# START OF Provided entries

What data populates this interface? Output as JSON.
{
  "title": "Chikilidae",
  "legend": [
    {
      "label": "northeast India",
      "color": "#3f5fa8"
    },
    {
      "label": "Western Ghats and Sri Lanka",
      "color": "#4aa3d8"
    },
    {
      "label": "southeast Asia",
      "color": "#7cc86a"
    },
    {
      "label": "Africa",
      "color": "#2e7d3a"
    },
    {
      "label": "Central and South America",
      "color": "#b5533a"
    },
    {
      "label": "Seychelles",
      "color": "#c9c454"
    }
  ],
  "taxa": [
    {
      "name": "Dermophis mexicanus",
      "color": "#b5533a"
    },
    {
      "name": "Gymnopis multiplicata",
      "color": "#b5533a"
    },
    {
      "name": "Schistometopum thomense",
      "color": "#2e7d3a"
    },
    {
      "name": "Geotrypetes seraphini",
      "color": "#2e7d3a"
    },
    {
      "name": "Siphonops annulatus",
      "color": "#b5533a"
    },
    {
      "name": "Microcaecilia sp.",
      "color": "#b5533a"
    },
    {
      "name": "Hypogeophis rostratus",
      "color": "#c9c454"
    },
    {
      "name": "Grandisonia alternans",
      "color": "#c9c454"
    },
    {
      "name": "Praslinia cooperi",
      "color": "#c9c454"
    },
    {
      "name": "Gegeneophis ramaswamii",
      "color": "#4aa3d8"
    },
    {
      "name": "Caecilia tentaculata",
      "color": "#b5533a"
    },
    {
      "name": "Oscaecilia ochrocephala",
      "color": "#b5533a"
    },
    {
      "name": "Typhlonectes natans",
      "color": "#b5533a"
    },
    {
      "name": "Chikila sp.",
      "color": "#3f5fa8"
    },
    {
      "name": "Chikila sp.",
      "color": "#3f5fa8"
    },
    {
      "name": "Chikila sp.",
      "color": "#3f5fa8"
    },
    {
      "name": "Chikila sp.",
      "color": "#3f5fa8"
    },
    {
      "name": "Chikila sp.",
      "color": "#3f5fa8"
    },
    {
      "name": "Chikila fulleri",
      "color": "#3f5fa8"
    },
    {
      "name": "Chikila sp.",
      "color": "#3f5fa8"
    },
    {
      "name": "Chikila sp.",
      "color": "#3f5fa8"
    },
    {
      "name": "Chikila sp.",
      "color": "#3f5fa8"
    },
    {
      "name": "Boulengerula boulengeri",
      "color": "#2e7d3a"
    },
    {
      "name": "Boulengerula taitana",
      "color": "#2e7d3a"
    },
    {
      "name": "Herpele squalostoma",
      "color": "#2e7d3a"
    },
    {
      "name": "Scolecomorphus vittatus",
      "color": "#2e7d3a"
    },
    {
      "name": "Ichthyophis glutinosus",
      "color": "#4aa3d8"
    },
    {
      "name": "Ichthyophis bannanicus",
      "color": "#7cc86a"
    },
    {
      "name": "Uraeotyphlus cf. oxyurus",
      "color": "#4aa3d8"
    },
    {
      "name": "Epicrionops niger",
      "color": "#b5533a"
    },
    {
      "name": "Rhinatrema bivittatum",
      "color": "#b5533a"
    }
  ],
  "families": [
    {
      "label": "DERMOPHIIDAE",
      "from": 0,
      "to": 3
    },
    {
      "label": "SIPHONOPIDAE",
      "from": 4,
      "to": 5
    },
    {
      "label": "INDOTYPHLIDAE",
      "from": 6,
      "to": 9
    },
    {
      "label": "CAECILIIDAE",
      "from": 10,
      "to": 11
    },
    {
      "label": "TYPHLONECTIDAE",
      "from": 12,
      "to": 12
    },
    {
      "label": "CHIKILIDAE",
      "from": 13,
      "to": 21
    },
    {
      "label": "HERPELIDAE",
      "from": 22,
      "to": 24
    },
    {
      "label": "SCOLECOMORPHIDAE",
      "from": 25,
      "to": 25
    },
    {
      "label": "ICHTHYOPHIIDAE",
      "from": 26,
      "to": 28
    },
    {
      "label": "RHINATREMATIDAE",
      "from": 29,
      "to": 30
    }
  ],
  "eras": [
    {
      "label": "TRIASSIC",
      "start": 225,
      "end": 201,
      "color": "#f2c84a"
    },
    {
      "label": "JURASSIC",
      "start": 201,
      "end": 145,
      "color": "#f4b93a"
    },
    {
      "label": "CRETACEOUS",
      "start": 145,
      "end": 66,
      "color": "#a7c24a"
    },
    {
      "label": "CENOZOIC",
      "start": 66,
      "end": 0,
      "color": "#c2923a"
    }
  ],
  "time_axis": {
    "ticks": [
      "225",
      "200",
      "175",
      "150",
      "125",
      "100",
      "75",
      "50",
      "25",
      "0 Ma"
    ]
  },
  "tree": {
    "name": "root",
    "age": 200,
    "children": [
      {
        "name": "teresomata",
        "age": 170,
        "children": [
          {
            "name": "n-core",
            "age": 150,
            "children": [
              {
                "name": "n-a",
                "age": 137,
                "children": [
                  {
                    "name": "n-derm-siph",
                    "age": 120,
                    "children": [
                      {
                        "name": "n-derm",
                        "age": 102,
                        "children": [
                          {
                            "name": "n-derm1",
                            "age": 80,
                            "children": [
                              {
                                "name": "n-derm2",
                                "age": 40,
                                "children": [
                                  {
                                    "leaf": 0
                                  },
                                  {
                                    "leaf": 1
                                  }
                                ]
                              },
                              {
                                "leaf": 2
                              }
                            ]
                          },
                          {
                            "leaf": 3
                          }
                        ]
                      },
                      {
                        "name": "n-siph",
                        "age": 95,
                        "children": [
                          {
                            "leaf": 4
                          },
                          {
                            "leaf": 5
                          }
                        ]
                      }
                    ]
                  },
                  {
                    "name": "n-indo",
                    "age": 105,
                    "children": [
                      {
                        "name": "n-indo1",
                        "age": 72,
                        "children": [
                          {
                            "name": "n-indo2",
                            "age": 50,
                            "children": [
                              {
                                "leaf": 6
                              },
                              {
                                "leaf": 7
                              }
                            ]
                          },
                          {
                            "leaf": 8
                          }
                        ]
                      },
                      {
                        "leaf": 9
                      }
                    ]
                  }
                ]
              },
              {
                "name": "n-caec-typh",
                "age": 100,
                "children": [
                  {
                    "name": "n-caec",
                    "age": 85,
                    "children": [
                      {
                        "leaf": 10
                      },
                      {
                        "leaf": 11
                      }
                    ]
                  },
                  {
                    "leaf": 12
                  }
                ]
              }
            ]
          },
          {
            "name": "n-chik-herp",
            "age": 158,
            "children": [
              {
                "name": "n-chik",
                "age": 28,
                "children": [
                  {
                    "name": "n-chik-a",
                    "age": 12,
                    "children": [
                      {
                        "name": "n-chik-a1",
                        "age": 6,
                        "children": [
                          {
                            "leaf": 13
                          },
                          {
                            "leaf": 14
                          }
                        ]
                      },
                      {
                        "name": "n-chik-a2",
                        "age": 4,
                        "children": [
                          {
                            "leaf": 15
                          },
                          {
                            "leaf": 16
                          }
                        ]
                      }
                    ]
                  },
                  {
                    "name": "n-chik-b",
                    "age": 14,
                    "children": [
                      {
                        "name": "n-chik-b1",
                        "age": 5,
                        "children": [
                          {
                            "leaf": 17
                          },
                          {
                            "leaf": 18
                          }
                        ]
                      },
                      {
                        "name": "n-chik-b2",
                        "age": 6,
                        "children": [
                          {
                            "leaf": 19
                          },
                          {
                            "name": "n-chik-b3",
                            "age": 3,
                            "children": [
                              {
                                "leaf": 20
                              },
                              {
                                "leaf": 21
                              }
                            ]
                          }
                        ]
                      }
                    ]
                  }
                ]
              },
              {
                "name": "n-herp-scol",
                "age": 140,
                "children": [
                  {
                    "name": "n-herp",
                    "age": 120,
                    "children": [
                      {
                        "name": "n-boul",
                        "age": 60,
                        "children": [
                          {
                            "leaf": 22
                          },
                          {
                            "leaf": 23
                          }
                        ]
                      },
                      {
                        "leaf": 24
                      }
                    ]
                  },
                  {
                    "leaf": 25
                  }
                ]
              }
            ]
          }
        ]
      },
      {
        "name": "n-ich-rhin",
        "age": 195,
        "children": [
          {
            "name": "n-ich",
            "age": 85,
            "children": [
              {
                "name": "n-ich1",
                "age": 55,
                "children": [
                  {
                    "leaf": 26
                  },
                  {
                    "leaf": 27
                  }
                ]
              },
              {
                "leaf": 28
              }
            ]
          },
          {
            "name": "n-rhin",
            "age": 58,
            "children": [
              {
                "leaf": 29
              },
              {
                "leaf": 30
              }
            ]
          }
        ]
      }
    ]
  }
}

# END OF Provided entries

*Required task*
Find the word "Boulengerula" in the data and copy out each line where it turns up.

*In response*
      "name": "Boulengerula boulengeri",
      "name": "Boulengerula taitana",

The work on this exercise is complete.